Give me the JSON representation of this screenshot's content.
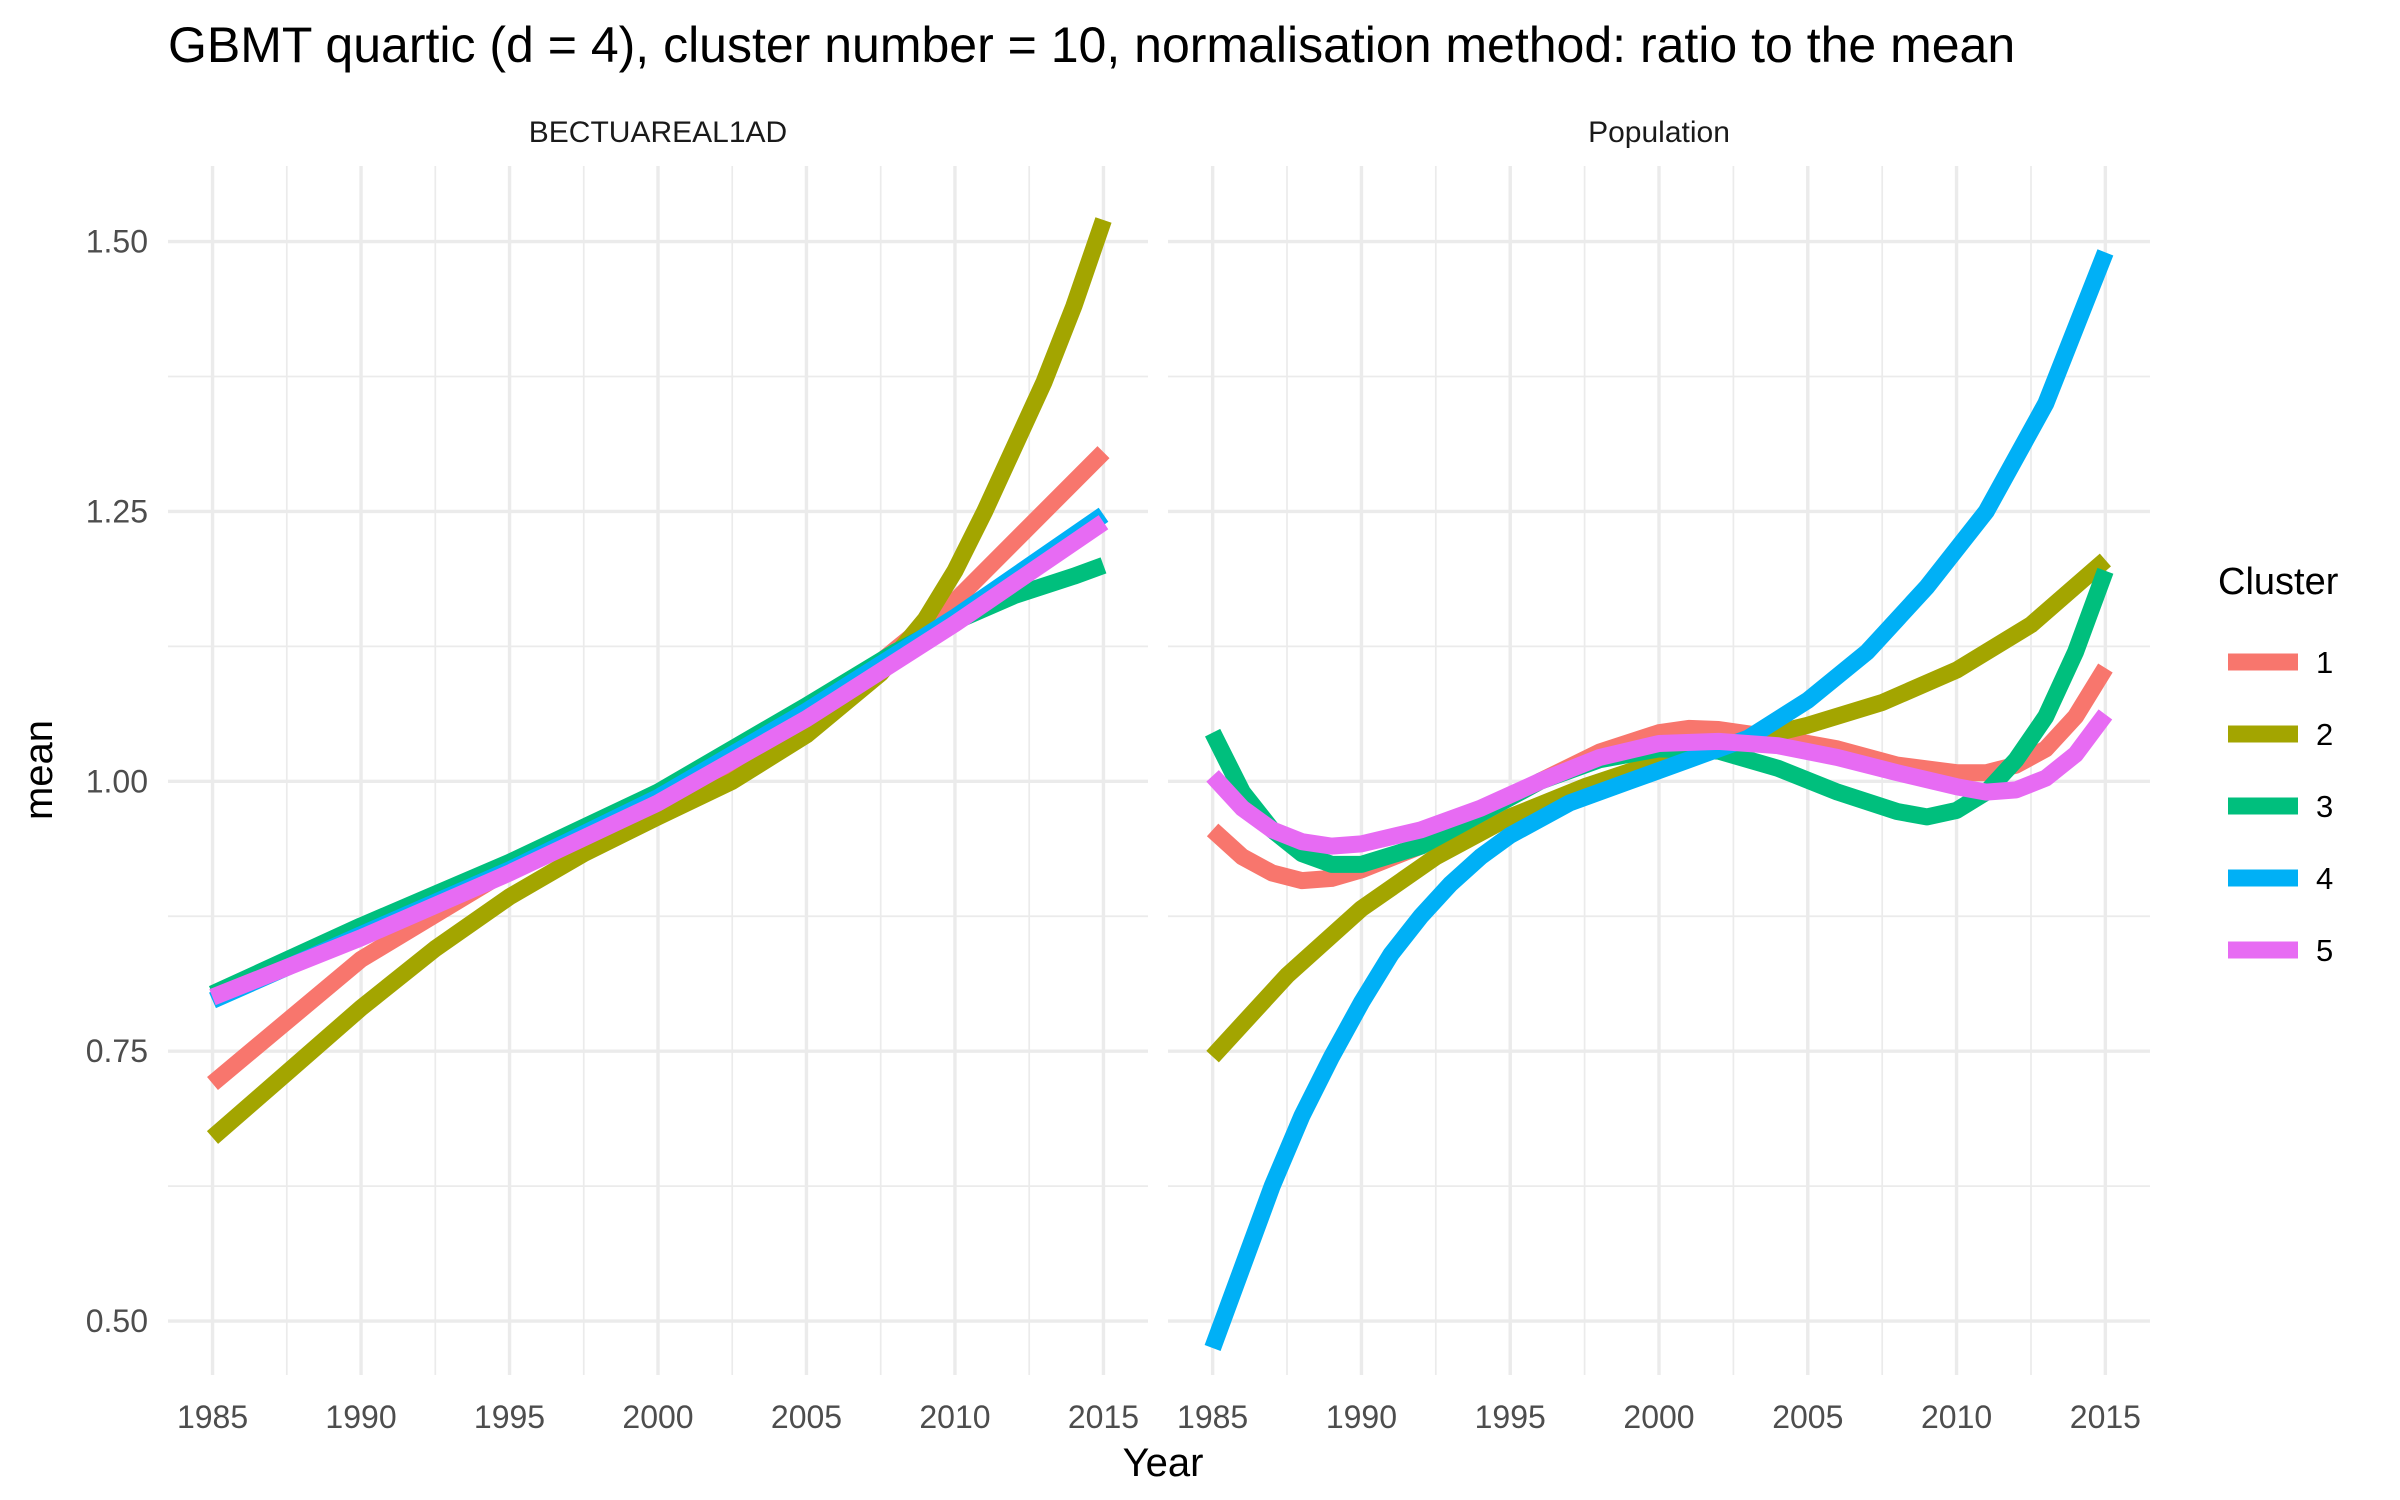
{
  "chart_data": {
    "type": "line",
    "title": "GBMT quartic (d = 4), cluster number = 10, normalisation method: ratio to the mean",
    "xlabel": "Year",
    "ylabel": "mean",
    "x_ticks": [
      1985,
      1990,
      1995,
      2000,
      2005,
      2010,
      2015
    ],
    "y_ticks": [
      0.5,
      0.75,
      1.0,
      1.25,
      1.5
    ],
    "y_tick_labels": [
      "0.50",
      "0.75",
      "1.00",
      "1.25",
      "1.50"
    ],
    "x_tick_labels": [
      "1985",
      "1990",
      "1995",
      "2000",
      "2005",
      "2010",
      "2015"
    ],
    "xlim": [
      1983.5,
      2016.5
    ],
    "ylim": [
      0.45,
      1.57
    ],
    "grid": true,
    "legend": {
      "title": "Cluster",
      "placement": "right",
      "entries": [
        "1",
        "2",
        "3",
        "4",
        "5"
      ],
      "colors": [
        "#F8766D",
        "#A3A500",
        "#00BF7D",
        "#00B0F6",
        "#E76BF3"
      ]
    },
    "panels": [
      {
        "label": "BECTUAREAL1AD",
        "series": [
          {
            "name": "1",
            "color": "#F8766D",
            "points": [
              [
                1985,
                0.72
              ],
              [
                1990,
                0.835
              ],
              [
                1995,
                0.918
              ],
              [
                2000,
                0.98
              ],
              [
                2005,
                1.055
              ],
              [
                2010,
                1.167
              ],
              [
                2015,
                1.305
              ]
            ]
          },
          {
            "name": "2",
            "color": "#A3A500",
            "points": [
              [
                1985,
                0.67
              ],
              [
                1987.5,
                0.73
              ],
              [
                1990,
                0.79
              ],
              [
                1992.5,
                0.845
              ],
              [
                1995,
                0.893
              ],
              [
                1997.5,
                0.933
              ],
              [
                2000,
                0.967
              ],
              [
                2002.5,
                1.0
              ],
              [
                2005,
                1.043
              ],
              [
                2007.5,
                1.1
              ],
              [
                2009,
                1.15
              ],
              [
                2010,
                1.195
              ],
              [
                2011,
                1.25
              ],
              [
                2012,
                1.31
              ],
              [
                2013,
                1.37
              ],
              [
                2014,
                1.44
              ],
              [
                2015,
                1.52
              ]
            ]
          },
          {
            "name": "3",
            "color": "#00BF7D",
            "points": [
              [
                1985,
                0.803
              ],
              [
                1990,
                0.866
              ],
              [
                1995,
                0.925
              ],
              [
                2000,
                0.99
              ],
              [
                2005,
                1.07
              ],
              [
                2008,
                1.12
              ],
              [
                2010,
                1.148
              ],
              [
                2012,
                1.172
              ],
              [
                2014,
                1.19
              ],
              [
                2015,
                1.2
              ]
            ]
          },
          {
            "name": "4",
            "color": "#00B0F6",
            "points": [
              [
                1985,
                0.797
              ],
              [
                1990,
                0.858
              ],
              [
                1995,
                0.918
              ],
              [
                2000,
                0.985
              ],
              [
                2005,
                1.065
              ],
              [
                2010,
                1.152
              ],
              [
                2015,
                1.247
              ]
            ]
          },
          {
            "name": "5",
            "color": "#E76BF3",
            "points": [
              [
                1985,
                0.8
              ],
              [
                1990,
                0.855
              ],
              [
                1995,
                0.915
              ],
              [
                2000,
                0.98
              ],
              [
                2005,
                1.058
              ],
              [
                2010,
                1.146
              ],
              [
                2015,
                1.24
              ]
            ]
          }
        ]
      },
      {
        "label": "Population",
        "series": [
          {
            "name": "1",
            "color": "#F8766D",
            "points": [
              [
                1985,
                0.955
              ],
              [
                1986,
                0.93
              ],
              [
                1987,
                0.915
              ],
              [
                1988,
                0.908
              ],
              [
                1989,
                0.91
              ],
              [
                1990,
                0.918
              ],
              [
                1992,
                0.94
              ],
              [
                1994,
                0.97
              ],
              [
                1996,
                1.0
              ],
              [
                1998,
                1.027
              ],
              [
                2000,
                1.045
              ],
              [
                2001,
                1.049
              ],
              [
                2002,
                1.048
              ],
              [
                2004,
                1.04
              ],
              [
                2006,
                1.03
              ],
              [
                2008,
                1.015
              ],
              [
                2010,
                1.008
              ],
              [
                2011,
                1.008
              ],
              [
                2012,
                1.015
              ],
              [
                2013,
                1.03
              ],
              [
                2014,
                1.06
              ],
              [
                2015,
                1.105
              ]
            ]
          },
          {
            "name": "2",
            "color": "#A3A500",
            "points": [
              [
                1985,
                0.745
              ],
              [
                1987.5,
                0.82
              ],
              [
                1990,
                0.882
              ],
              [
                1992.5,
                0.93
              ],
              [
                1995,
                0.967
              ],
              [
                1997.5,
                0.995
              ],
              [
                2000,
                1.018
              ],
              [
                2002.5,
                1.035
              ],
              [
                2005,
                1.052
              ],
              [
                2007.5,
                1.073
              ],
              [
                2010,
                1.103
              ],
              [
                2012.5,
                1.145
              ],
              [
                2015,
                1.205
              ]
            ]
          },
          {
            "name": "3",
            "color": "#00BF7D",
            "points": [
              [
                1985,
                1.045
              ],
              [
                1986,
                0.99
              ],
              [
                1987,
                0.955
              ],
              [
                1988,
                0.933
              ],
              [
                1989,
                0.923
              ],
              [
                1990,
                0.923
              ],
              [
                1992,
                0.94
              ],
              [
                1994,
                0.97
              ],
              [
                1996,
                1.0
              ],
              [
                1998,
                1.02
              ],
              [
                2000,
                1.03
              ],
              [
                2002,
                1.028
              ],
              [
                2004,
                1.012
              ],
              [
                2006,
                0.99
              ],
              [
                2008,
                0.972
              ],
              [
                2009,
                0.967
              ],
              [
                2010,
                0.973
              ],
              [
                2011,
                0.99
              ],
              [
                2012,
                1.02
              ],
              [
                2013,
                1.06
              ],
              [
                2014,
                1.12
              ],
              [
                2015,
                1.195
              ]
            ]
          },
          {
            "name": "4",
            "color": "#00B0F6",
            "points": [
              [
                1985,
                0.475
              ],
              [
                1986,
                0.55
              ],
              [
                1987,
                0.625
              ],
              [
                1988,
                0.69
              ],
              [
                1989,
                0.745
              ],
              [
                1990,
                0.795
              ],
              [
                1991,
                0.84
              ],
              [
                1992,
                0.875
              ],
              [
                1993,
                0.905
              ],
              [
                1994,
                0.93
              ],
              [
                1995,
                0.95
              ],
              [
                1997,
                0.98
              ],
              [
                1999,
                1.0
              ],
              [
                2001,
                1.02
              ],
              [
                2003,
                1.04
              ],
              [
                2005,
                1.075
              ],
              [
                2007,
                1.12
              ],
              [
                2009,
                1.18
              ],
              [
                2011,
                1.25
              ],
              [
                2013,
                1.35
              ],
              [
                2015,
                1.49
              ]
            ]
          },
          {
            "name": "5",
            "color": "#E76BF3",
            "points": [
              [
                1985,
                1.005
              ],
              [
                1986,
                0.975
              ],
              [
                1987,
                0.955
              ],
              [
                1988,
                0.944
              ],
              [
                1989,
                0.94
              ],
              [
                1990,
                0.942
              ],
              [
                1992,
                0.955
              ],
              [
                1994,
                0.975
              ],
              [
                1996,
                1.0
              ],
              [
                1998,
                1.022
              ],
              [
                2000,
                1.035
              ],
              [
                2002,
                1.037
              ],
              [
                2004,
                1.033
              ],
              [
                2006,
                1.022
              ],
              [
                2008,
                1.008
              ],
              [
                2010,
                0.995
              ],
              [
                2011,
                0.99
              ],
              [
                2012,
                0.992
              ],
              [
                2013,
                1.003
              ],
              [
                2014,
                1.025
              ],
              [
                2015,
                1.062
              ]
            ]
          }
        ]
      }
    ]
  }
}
⁂
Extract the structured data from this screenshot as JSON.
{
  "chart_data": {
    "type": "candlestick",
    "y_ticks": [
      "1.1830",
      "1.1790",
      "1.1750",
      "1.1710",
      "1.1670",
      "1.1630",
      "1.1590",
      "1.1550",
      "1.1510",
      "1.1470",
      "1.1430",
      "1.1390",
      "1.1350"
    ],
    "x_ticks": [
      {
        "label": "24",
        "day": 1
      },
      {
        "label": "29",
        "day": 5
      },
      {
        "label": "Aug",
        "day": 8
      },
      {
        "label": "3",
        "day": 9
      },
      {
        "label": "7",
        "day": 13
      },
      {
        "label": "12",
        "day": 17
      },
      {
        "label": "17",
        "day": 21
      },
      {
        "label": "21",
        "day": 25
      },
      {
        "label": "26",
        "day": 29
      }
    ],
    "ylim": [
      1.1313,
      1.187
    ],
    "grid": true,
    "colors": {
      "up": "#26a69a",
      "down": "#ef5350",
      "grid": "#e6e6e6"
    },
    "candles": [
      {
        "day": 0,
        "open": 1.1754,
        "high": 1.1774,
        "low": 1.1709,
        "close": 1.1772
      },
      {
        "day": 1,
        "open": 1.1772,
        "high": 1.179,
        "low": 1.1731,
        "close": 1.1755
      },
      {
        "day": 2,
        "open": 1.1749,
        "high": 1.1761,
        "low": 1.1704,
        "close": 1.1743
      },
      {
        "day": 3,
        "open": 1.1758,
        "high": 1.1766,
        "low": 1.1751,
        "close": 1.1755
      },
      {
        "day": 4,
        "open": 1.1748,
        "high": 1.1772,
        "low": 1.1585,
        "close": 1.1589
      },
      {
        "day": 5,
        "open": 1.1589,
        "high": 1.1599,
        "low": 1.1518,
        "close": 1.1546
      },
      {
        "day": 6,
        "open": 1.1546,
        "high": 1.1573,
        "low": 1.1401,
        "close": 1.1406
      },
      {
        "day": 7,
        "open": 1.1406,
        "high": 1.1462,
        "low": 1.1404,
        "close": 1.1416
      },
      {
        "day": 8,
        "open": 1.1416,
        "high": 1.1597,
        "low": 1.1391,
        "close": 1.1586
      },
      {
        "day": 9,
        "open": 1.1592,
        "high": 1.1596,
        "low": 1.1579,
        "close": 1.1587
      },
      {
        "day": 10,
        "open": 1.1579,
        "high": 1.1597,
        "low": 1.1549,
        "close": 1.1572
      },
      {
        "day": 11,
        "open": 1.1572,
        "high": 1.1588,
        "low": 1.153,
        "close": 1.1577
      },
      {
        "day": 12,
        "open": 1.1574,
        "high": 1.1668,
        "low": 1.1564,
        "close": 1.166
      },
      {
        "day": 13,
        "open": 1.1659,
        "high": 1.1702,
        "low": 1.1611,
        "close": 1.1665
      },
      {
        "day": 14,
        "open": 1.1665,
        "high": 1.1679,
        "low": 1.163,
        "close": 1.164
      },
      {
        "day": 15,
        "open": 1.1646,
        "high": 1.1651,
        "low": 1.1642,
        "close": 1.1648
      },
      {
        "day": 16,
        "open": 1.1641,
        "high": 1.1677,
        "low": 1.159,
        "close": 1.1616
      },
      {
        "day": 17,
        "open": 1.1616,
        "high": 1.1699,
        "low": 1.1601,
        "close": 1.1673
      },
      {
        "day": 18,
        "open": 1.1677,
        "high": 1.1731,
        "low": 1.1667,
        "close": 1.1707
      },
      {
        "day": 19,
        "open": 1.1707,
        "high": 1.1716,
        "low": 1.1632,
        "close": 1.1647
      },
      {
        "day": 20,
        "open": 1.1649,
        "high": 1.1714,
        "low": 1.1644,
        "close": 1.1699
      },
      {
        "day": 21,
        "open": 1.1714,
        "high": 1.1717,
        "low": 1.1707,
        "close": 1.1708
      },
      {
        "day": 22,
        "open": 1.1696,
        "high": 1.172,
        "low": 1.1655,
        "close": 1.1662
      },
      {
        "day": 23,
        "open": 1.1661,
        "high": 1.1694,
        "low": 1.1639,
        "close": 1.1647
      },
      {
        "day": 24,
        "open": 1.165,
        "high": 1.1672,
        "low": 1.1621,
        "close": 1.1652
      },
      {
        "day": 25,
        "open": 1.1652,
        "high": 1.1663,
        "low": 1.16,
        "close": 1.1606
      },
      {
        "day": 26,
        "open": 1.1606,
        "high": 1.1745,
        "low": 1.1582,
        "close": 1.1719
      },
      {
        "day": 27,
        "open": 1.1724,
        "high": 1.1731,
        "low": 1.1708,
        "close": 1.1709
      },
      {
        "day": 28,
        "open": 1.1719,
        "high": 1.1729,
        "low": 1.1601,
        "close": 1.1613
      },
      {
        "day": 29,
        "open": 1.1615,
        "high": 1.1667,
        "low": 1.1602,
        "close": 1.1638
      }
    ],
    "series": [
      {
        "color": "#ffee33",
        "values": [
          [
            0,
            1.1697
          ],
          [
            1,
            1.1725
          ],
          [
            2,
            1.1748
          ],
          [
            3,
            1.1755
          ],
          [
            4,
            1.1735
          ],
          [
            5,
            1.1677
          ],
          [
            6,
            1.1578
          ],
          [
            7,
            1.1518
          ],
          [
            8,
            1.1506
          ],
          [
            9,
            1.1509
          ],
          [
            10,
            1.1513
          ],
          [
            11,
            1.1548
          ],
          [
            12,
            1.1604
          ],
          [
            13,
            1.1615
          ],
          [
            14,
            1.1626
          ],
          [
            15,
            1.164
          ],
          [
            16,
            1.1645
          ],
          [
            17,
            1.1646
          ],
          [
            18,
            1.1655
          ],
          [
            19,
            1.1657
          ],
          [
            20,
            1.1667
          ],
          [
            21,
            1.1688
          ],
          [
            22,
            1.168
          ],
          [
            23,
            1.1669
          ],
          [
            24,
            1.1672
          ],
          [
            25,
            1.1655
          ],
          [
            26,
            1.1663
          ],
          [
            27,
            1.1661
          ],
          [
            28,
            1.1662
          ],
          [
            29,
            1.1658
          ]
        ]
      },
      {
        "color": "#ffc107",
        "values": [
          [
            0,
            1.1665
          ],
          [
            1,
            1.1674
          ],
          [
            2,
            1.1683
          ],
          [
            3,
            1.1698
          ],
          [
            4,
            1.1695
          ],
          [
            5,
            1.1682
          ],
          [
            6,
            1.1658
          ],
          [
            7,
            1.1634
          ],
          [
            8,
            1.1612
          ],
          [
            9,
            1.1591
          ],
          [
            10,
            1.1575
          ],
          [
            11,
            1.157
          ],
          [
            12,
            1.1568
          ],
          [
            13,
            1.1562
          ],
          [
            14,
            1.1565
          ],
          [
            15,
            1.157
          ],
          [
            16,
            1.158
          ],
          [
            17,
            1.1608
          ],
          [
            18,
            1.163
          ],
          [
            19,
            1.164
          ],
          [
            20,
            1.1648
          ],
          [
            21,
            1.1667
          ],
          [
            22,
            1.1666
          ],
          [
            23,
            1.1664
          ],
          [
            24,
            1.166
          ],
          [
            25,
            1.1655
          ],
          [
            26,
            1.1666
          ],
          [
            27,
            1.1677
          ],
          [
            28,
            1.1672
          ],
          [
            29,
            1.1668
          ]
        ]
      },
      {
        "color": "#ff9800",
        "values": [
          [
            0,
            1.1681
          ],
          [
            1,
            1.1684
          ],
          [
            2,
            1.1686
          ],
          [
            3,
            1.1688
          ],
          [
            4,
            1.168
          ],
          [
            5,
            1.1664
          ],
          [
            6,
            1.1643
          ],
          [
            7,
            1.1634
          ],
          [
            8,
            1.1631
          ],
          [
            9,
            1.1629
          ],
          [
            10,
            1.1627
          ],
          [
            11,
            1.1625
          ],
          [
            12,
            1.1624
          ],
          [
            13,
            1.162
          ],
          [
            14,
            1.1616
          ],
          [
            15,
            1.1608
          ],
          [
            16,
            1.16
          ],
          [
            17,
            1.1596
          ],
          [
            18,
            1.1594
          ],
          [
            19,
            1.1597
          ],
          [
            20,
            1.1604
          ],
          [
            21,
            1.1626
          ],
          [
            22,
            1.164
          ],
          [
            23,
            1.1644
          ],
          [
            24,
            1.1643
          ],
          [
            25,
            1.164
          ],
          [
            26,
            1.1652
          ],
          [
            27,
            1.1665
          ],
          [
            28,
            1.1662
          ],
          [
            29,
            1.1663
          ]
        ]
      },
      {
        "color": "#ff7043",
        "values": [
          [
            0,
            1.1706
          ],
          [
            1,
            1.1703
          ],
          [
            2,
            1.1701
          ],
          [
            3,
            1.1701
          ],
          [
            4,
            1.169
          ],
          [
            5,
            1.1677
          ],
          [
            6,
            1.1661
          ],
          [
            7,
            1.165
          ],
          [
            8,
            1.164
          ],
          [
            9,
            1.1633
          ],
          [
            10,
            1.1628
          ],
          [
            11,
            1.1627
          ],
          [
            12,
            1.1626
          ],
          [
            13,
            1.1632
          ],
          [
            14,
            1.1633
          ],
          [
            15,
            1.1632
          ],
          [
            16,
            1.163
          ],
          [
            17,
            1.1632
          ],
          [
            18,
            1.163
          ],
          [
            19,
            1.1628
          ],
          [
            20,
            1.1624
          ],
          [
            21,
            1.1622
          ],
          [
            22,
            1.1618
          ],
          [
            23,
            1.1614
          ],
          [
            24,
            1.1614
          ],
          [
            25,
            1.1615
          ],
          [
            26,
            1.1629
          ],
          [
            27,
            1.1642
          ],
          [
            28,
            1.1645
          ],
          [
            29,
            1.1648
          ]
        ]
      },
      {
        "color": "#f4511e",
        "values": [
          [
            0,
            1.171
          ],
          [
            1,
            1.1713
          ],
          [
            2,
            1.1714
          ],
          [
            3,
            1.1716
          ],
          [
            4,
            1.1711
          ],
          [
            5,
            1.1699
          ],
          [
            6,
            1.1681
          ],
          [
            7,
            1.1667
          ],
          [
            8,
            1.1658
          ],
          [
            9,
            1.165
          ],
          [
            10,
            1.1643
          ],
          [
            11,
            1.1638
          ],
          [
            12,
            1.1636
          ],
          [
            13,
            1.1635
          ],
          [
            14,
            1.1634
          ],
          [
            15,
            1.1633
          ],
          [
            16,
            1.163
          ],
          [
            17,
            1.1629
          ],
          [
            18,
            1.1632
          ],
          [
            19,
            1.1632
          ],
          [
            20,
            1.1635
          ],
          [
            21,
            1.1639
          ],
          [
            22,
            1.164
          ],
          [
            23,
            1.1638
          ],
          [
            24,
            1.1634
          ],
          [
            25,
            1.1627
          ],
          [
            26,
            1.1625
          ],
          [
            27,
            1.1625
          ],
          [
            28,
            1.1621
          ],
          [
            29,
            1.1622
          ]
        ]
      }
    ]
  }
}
⁂
What is asked:
Check each line of the entries above for the word "title". List the ones that have it.

Solution to this exercise:
    "title": "GBMT quartic (d = 4), cluster number = 10, normalisation method: ratio to the mean",
      "title": "Cluster",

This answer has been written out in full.